▶ DIRECTIONS FOR THIS TASK: Nothing in the records should be changed in the copy, though the pictures must be left out.

··· PROVIDED ENTRIES ···

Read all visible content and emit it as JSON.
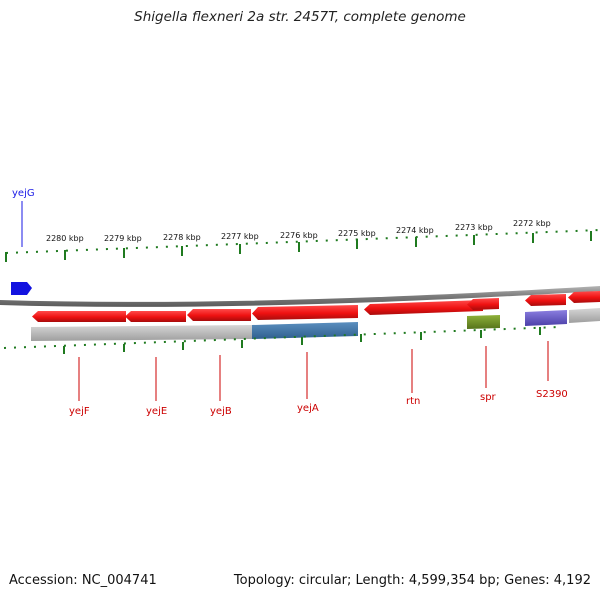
{
  "title": "Shigella flexneri 2a str. 2457T, complete genome",
  "footer": {
    "accession": "Accession: NC_004741",
    "stats": "Topology: circular; Length: 4,599,354 bp; Genes: 4,192"
  },
  "colors": {
    "cds": "#ee1111",
    "cds_dark": "#b80e0e",
    "ticks": "#1f7a1f",
    "backbone": "#8a8a8a",
    "label_red": "#cc0000",
    "label_blue": "#1a1ae6"
  },
  "scale_labels": [
    "2280 kbp",
    "2279 kbp",
    "2278 kbp",
    "2277 kbp",
    "2276 kbp",
    "2275 kbp",
    "2274 kbp",
    "2273 kbp",
    "2272 kbp"
  ],
  "gene_labels": {
    "yejG": "yejG",
    "yejF": "yejF",
    "yejE": "yejE",
    "yejB": "yejB",
    "yejA": "yejA",
    "rtn": "rtn",
    "spr": "spr",
    "S2390": "S2390"
  }
}
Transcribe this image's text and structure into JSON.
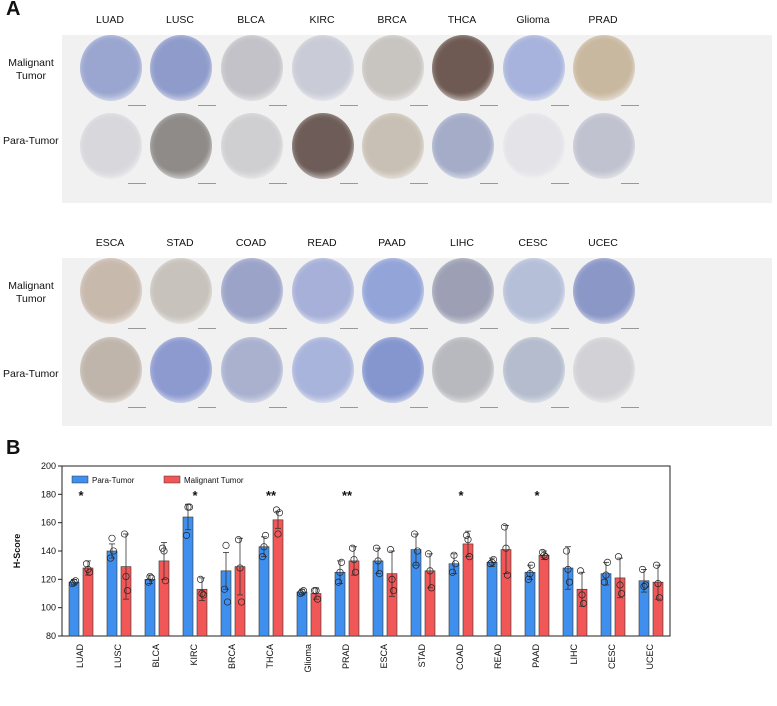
{
  "panelA": {
    "letter": "A",
    "row_labels": [
      "Malignant\nTumor",
      "Para-Tumor"
    ],
    "row_label_lines": {
      "malignant": [
        "Malignant",
        "Tumor"
      ],
      "para": "Para-Tumor"
    },
    "top_groups": [
      "LUAD",
      "LUSC",
      "BLCA",
      "KIRC",
      "BRCA",
      "THCA",
      "Glioma",
      "PRAD"
    ],
    "bottom_groups": [
      "ESCA",
      "STAD",
      "COAD",
      "READ",
      "PAAD",
      "LIHC",
      "CESC",
      "UCEC"
    ],
    "stain": {
      "top_malignant": [
        "#9aa6d0",
        "#8f9ccb",
        "#c2c2c8",
        "#c9cbd6",
        "#c8c4c0",
        "#6e5a52",
        "#a7b3dc",
        "#c9b8a0"
      ],
      "top_para": [
        "#d7d7dc",
        "#8e8b88",
        "#cfcfd1",
        "#6d5c57",
        "#c8c0b4",
        "#a4acc8",
        "#e3e3e8",
        "#c0c2cf"
      ],
      "bottom_malignant": [
        "#c8b9ad",
        "#c7c2bb",
        "#9ba3c8",
        "#a6b0d8",
        "#93a4d8",
        "#9da0b4",
        "#b5bfd8",
        "#8b97c7"
      ],
      "bottom_para": [
        "#bfb5ab",
        "#8d9ad0",
        "#a9b1cf",
        "#a9b4dc",
        "#8596cf",
        "#b8b9be",
        "#b4bccd",
        "#d2d2d6"
      ]
    }
  },
  "panelB": {
    "letter": "B"
  },
  "chart_data": {
    "type": "bar",
    "ylabel": "H-Score",
    "ylim": [
      80,
      200
    ],
    "yticks": [
      80,
      100,
      120,
      140,
      160,
      180,
      200
    ],
    "legend_position": "top-left",
    "categories": [
      "LUAD",
      "LUSC",
      "BLCA",
      "KIRC",
      "BRCA",
      "THCA",
      "Glioma",
      "PRAD",
      "ESCA",
      "STAD",
      "COAD",
      "READ",
      "PAAD",
      "LIHC",
      "CESC",
      "UCEC"
    ],
    "series": [
      {
        "name": "Para-Tumor",
        "color": "#3f8fef",
        "values": [
          118,
          140,
          120,
          164,
          126,
          143,
          111,
          125,
          133,
          141,
          131,
          132,
          125,
          128,
          124,
          119
        ],
        "err": [
          2,
          5,
          3,
          9,
          13,
          7,
          2,
          8,
          9,
          11,
          7,
          3,
          5,
          15,
          8,
          8
        ],
        "points": [
          [
            117,
            119,
            118
          ],
          [
            135,
            140,
            149
          ],
          [
            118,
            121,
            122
          ],
          [
            151,
            171,
            171
          ],
          [
            113,
            104,
            144
          ],
          [
            136,
            151,
            143
          ],
          [
            110,
            112,
            111
          ],
          [
            118,
            132,
            125
          ],
          [
            142,
            124,
            133
          ],
          [
            152,
            140,
            130
          ],
          [
            125,
            131,
            137
          ],
          [
            131,
            134,
            132
          ],
          [
            120,
            130,
            124
          ],
          [
            140,
            118,
            127
          ],
          [
            118,
            132,
            123
          ],
          [
            127,
            116,
            115
          ]
        ]
      },
      {
        "name": "Malignant Tumor",
        "color": "#f25757",
        "values": [
          128,
          129,
          133,
          113,
          129,
          162,
          110,
          133,
          124,
          126,
          145,
          141,
          137,
          113,
          121,
          118
        ],
        "err": [
          5,
          23,
          13,
          8,
          20,
          6,
          4,
          10,
          16,
          12,
          9,
          17,
          3,
          12,
          14,
          12
        ],
        "points": [
          [
            131,
            125,
            127
          ],
          [
            152,
            112,
            122
          ],
          [
            142,
            119,
            140
          ],
          [
            120,
            109,
            110
          ],
          [
            148,
            104,
            128
          ],
          [
            169,
            167,
            152
          ],
          [
            112,
            106,
            112
          ],
          [
            142,
            125,
            134
          ],
          [
            141,
            112,
            120
          ],
          [
            138,
            114,
            126
          ],
          [
            151,
            136,
            148
          ],
          [
            157,
            123,
            142
          ],
          [
            139,
            136,
            137
          ],
          [
            126,
            103,
            109
          ],
          [
            136,
            110,
            116
          ],
          [
            130,
            107,
            117
          ]
        ]
      }
    ],
    "significance": [
      "*",
      "",
      "",
      "*",
      "",
      "**",
      "",
      "**",
      "",
      "",
      "*",
      "",
      "*",
      "",
      "",
      ""
    ]
  }
}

···

▶ SOLUTION TO THE EXERCISE:
Read all visible content and emit it as JSON.
{
  "title": "Shigella flexneri 2a str. 2457T, complete genome",
  "footer": {
    "accession": "Accession: NC_004741",
    "stats": "Topology: circular; Length: 4,599,354 bp; Genes: 4,192"
  },
  "colors": {
    "cds": "#ee1111",
    "cds_dark": "#b80e0e",
    "ticks": "#1f7a1f",
    "backbone": "#8a8a8a",
    "label_red": "#cc0000",
    "label_blue": "#1a1ae6"
  },
  "scale_labels": [
    "2280 kbp",
    "2279 kbp",
    "2278 kbp",
    "2277 kbp",
    "2276 kbp",
    "2275 kbp",
    "2274 kbp",
    "2273 kbp",
    "2272 kbp"
  ],
  "gene_labels": {
    "yejG": "yejG",
    "yejF": "yejF",
    "yejE": "yejE",
    "yejB": "yejB",
    "yejA": "yejA",
    "rtn": "rtn",
    "spr": "spr",
    "S2390": "S2390"
  }
}
Transcribe this image's text and structure into JSON.
{
  "panelA": {
    "letter": "A",
    "row_labels": [
      "Malignant\nTumor",
      "Para-Tumor"
    ],
    "row_label_lines": {
      "malignant": [
        "Malignant",
        "Tumor"
      ],
      "para": "Para-Tumor"
    },
    "top_groups": [
      "LUAD",
      "LUSC",
      "BLCA",
      "KIRC",
      "BRCA",
      "THCA",
      "Glioma",
      "PRAD"
    ],
    "bottom_groups": [
      "ESCA",
      "STAD",
      "COAD",
      "READ",
      "PAAD",
      "LIHC",
      "CESC",
      "UCEC"
    ],
    "stain": {
      "top_malignant": [
        "#9aa6d0",
        "#8f9ccb",
        "#c2c2c8",
        "#c9cbd6",
        "#c8c4c0",
        "#6e5a52",
        "#a7b3dc",
        "#c9b8a0"
      ],
      "top_para": [
        "#d7d7dc",
        "#8e8b88",
        "#cfcfd1",
        "#6d5c57",
        "#c8c0b4",
        "#a4acc8",
        "#e3e3e8",
        "#c0c2cf"
      ],
      "bottom_malignant": [
        "#c8b9ad",
        "#c7c2bb",
        "#9ba3c8",
        "#a6b0d8",
        "#93a4d8",
        "#9da0b4",
        "#b5bfd8",
        "#8b97c7"
      ],
      "bottom_para": [
        "#bfb5ab",
        "#8d9ad0",
        "#a9b1cf",
        "#a9b4dc",
        "#8596cf",
        "#b8b9be",
        "#b4bccd",
        "#d2d2d6"
      ]
    }
  },
  "panelB": {
    "letter": "B"
  },
  "chart_data": {
    "type": "bar",
    "ylabel": "H-Score",
    "ylim": [
      80,
      200
    ],
    "yticks": [
      80,
      100,
      120,
      140,
      160,
      180,
      200
    ],
    "legend_position": "top-left",
    "categories": [
      "LUAD",
      "LUSC",
      "BLCA",
      "KIRC",
      "BRCA",
      "THCA",
      "Glioma",
      "PRAD",
      "ESCA",
      "STAD",
      "COAD",
      "READ",
      "PAAD",
      "LIHC",
      "CESC",
      "UCEC"
    ],
    "series": [
      {
        "name": "Para-Tumor",
        "color": "#3f8fef",
        "values": [
          118,
          140,
          120,
          164,
          126,
          143,
          111,
          125,
          133,
          141,
          131,
          132,
          125,
          128,
          124,
          119
        ],
        "err": [
          2,
          5,
          3,
          9,
          13,
          7,
          2,
          8,
          9,
          11,
          7,
          3,
          5,
          15,
          8,
          8
        ],
        "points": [
          [
            117,
            119,
            118
          ],
          [
            135,
            140,
            149
          ],
          [
            118,
            121,
            122
          ],
          [
            151,
            171,
            171
          ],
          [
            113,
            104,
            144
          ],
          [
            136,
            151,
            143
          ],
          [
            110,
            112,
            111
          ],
          [
            118,
            132,
            125
          ],
          [
            142,
            124,
            133
          ],
          [
            152,
            140,
            130
          ],
          [
            125,
            131,
            137
          ],
          [
            131,
            134,
            132
          ],
          [
            120,
            130,
            124
          ],
          [
            140,
            118,
            127
          ],
          [
            118,
            132,
            123
          ],
          [
            127,
            116,
            115
          ]
        ]
      },
      {
        "name": "Malignant Tumor",
        "color": "#f25757",
        "values": [
          128,
          129,
          133,
          113,
          129,
          162,
          110,
          133,
          124,
          126,
          145,
          141,
          137,
          113,
          121,
          118
        ],
        "err": [
          5,
          23,
          13,
          8,
          20,
          6,
          4,
          10,
          16,
          12,
          9,
          17,
          3,
          12,
          14,
          12
        ],
        "points": [
          [
            131,
            125,
            127
          ],
          [
            152,
            112,
            122
          ],
          [
            142,
            119,
            140
          ],
          [
            120,
            109,
            110
          ],
          [
            148,
            104,
            128
          ],
          [
            169,
            167,
            152
          ],
          [
            112,
            106,
            112
          ],
          [
            142,
            125,
            134
          ],
          [
            141,
            112,
            120
          ],
          [
            138,
            114,
            126
          ],
          [
            151,
            136,
            148
          ],
          [
            157,
            123,
            142
          ],
          [
            139,
            136,
            137
          ],
          [
            126,
            103,
            109
          ],
          [
            136,
            110,
            116
          ],
          [
            130,
            107,
            117
          ]
        ]
      }
    ],
    "significance": [
      "*",
      "",
      "",
      "*",
      "",
      "**",
      "",
      "**",
      "",
      "",
      "*",
      "",
      "*",
      "",
      "",
      ""
    ]
  }
}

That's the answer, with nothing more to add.